REQUIREMENTS:
Can the data below be echoed back word for word?

INPUT DATA:

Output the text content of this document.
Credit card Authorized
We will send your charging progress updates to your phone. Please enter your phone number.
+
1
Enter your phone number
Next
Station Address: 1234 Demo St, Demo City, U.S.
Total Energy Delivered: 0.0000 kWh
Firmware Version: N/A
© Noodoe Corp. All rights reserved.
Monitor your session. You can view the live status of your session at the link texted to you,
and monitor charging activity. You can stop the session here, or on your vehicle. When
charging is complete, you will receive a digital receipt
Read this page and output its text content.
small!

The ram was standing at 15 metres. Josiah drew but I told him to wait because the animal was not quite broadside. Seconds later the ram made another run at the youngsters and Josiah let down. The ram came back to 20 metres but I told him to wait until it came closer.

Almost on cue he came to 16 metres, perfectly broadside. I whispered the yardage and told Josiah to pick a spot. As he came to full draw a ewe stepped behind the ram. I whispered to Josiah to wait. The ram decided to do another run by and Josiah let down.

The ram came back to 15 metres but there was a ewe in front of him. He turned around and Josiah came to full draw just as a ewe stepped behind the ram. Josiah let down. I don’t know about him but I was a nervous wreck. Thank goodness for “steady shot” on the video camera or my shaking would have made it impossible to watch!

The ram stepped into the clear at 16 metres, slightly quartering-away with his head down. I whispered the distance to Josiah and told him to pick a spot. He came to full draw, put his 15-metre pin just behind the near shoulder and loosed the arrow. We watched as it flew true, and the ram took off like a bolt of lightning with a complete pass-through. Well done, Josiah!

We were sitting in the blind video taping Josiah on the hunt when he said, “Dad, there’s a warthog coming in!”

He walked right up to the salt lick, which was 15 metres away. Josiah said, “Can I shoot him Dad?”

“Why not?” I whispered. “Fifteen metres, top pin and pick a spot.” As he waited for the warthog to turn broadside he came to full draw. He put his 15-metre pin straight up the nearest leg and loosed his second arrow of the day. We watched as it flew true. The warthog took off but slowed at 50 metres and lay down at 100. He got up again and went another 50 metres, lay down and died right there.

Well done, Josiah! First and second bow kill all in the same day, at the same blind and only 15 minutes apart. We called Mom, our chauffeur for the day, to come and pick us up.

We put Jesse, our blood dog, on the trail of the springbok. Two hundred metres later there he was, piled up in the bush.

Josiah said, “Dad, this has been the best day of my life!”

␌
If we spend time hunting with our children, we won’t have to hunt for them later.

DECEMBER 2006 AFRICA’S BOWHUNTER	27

OUTPUT:
Output the text content of this document.
Credit card Authorized
We will send your charging progress updates to your phone. Please enter your phone number.
+
1
Enter your phone number
Next
Station Address: 1234 Demo St, Demo City, U.S.
Total Energy Delivered: 0.0000 kWh
Firmware Version: N/A
© Noodoe Corp. All rights reserved.
Monitor your session. You can view the live status of your session at the link texted to you,
and monitor charging activity. You can stop the session here, or on your vehicle. When
charging is complete, you will receive a digital receipt
Read this page and output its text content.
small!

The ram was standing at 15 metres. Josiah drew but I told him to wait because the animal was not quite broadside. Seconds later the ram made another run at the youngsters and Josiah let down. The ram came back to 20 metres but I told him to wait until it came closer.

Almost on cue he came to 16 metres, perfectly broadside. I whispered the yardage and told Josiah to pick a spot. As he came to full draw a ewe stepped behind the ram. I whispered to Josiah to wait. The ram decided to do another run by and Josiah let down.

The ram came back to 15 metres but there was a ewe in front of him. He turned around and Josiah came to full draw just as a ewe stepped behind the ram. Josiah let down. I don’t know about him but I was a nervous wreck. Thank goodness for “steady shot” on the video camera or my shaking would have made it impossible to watch!

The ram stepped into the clear at 16 metres, slightly quartering-away with his head down. I whispered the distance to Josiah and told him to pick a spot. He came to full draw, put his 15-metre pin just behind the near shoulder and loosed the arrow. We watched as it flew true, and the ram took off like a bolt of lightning with a complete pass-through. Well done, Josiah!

We were sitting in the blind video taping Josiah on the hunt when he said, “Dad, there’s a warthog coming in!”

He walked right up to the salt lick, which was 15 metres away. Josiah said, “Can I shoot him Dad?”

“Why not?” I whispered. “Fifteen metres, top pin and pick a spot.” As he waited for the warthog to turn broadside he came to full draw. He put his 15-metre pin straight up the nearest leg and loosed his second arrow of the day. We watched as it flew true. The warthog took off but slowed at 50 metres and lay down at 100. He got up again and went another 50 metres, lay down and died right there.

Well done, Josiah! First and second bow kill all in the same day, at the same blind and only 15 minutes apart. We called Mom, our chauffeur for the day, to come and pick us up.

We put Jesse, our blood dog, on the trail of the springbok. Two hundred metres later there he was, piled up in the bush.

Josiah said, “Dad, this has been the best day of my life!”

␌
If we spend time hunting with our children, we won’t have to hunt for them later.

DECEMBER 2006 AFRICA’S BOWHUNTER	27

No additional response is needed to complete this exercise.